:: Data records

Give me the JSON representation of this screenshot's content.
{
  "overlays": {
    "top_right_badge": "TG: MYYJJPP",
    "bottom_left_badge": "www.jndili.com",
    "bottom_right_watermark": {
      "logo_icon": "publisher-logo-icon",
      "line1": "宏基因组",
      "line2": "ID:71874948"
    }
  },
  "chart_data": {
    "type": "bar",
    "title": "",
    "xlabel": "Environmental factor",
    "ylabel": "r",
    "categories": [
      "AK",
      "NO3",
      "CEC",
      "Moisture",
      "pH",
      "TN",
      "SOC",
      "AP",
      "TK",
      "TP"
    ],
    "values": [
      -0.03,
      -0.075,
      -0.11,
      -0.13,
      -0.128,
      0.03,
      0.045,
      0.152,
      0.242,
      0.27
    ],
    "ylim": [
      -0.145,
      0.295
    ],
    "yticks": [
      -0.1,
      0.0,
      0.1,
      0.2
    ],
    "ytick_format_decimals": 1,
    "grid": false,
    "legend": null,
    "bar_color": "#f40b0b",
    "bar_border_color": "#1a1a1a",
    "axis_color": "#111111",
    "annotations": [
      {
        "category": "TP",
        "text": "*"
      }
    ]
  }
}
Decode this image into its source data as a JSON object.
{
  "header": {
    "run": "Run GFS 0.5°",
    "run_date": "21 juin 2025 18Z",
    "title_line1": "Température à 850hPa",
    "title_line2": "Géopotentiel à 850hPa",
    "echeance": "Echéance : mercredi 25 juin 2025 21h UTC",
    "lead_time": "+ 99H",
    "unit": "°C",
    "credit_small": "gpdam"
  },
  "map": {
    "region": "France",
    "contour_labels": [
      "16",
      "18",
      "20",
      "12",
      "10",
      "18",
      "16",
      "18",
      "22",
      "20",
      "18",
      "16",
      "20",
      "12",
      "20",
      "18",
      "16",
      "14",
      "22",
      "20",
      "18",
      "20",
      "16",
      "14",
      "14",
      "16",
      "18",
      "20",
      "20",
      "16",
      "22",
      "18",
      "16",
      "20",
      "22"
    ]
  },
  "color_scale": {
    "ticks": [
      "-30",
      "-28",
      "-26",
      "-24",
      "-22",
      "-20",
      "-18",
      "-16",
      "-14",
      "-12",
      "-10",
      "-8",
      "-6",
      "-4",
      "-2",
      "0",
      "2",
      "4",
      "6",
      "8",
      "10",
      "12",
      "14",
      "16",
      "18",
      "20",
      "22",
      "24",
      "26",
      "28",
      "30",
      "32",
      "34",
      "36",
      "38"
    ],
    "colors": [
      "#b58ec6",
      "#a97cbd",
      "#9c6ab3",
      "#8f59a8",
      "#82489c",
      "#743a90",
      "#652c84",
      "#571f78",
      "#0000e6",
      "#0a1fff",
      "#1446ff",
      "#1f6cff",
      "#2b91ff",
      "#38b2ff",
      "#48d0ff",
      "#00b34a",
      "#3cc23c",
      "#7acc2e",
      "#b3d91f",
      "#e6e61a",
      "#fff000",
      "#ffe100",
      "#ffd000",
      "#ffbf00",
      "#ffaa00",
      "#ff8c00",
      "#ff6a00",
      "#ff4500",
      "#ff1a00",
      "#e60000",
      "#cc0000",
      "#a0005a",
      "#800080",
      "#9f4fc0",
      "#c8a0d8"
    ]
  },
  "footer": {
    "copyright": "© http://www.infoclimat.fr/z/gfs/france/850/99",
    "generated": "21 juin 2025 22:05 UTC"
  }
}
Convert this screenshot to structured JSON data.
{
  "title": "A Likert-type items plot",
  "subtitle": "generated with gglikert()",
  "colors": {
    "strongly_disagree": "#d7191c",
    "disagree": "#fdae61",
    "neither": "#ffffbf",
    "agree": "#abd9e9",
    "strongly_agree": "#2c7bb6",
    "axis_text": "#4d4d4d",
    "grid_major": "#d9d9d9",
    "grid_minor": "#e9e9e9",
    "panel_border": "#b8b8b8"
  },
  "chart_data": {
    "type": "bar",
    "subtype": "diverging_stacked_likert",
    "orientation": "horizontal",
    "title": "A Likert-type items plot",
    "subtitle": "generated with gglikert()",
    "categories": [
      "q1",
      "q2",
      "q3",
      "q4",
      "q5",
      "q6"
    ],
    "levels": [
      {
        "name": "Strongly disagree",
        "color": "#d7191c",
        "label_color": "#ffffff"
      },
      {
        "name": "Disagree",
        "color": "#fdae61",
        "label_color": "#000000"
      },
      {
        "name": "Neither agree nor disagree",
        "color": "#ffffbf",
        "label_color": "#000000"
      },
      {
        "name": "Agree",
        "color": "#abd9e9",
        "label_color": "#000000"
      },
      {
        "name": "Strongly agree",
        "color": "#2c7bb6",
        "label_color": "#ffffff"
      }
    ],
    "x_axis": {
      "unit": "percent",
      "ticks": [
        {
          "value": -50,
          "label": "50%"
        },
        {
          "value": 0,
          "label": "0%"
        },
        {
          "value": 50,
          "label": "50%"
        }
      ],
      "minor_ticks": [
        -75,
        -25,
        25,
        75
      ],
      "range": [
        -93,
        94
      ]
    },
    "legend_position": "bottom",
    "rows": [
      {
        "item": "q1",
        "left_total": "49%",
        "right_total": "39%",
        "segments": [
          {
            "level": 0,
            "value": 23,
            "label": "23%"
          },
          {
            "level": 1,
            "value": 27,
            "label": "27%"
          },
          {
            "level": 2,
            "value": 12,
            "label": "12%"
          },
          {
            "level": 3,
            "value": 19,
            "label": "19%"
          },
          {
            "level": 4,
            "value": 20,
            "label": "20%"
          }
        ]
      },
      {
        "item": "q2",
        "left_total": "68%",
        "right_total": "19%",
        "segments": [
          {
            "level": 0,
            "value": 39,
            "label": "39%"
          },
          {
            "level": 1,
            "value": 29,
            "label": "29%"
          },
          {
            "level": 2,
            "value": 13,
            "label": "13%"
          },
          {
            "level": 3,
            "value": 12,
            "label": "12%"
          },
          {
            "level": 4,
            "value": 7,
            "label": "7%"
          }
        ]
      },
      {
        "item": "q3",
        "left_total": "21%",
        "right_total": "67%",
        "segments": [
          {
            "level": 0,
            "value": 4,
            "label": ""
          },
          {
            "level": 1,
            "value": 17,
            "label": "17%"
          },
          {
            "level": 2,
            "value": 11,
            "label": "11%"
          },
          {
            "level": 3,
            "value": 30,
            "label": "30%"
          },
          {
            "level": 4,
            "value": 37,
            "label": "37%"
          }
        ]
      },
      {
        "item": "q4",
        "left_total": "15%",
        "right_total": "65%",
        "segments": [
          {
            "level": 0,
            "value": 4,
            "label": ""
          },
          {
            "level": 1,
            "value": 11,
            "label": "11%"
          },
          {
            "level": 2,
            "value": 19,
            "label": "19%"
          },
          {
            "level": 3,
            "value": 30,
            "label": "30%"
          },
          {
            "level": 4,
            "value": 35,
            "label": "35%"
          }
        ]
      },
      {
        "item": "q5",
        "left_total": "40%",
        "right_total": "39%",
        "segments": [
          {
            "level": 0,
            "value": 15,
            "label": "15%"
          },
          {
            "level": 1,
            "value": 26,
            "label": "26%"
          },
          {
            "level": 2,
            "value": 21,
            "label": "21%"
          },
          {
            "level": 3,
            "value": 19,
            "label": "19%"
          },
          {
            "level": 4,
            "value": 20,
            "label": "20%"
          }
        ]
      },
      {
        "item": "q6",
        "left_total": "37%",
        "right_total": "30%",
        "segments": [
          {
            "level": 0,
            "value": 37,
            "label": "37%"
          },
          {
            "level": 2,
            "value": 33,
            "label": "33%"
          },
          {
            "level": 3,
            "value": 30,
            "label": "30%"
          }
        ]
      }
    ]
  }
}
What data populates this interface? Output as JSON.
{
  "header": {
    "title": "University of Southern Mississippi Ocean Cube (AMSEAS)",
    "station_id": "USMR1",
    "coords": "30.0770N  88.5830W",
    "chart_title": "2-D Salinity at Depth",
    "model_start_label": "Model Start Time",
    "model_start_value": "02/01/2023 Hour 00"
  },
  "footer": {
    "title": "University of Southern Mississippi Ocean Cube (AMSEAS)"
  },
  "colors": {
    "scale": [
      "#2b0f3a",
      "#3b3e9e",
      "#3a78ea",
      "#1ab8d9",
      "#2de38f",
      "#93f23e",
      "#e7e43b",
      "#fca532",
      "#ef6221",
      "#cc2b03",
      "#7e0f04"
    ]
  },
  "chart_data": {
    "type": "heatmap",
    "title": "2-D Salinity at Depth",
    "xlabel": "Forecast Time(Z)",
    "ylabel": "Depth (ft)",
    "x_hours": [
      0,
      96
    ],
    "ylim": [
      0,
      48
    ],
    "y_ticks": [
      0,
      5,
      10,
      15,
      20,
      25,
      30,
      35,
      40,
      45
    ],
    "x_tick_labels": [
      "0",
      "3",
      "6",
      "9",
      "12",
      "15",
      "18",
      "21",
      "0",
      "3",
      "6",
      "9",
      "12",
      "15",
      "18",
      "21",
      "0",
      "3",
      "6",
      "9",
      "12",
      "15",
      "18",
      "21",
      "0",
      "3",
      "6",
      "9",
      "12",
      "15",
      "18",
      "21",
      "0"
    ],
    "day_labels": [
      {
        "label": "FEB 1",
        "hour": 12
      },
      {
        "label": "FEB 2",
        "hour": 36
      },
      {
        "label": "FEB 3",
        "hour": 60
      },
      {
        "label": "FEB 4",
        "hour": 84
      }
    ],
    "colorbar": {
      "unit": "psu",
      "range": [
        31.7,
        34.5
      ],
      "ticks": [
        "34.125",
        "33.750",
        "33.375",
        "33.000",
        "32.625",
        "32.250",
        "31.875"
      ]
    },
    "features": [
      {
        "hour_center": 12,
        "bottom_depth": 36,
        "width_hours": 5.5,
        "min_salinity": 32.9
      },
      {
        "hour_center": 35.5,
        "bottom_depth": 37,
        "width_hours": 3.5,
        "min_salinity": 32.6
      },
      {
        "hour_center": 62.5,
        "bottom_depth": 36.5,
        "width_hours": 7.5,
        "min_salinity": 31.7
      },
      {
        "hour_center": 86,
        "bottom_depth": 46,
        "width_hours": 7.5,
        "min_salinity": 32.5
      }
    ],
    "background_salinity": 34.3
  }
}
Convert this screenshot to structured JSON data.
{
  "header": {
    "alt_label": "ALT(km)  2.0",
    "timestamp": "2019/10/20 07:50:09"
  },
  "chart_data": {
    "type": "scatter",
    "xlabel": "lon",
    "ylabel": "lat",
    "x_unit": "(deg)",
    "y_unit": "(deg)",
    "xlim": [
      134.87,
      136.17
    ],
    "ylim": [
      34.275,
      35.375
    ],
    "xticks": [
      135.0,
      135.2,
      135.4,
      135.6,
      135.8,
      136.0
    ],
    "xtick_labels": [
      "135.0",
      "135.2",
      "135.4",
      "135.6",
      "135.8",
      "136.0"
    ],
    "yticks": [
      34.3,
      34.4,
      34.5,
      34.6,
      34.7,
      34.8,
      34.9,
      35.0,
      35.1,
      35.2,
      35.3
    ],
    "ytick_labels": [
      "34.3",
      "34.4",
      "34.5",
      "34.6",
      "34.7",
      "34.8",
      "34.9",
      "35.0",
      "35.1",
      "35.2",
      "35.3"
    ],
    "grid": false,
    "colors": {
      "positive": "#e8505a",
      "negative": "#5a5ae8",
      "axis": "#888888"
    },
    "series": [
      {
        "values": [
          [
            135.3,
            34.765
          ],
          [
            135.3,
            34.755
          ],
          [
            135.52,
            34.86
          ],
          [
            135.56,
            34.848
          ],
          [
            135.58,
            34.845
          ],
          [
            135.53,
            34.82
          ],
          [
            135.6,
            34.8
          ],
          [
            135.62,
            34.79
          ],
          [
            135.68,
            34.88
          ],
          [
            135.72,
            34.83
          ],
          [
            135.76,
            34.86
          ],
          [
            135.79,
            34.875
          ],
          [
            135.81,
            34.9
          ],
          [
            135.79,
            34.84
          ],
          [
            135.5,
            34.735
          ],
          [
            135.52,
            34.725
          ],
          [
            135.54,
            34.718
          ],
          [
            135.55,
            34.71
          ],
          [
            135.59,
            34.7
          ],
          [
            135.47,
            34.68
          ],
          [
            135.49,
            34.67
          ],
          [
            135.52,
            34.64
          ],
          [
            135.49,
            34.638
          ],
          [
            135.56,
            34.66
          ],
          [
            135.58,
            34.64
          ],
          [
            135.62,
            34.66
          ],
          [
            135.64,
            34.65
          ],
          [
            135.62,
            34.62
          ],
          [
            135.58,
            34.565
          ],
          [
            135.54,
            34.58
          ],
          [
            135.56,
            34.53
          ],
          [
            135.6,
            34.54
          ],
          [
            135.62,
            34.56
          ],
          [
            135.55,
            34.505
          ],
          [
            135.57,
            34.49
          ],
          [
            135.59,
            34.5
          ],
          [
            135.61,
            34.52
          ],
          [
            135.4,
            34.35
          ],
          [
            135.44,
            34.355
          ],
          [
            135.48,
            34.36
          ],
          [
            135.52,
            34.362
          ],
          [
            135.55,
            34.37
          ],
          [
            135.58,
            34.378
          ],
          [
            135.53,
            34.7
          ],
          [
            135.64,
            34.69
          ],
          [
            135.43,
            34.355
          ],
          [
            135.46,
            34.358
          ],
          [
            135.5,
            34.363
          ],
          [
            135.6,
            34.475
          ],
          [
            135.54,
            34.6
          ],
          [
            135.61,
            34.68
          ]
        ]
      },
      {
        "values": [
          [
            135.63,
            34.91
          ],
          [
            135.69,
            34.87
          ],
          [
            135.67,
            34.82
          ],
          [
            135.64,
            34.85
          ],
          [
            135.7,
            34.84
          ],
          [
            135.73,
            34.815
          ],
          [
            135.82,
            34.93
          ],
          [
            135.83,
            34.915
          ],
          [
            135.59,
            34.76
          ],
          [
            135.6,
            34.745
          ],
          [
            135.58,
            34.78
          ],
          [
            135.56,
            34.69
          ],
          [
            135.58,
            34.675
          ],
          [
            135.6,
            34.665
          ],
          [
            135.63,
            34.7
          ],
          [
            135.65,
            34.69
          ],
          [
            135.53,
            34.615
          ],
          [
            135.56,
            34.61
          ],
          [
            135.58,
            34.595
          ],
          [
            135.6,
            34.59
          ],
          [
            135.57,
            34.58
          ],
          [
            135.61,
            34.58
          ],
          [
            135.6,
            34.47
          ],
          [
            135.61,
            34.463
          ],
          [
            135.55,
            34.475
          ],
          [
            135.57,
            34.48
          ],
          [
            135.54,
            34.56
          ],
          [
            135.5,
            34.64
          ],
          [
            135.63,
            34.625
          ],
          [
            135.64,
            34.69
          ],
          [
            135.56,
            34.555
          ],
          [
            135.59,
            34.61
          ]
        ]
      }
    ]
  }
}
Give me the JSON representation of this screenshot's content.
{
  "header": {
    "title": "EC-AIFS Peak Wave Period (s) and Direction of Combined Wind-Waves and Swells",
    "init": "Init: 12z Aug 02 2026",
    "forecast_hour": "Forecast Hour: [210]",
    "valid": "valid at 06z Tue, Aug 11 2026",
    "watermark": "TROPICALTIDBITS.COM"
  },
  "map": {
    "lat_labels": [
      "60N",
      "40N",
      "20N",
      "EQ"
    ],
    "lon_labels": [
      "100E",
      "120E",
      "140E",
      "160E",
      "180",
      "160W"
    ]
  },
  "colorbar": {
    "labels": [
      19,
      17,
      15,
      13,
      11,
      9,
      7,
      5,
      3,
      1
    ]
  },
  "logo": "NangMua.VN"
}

::::

## Exercise brief
Some lines of the records may hold the word "gglikert". How many do? Answer with a number and nothing else.

## Solution to this problem
2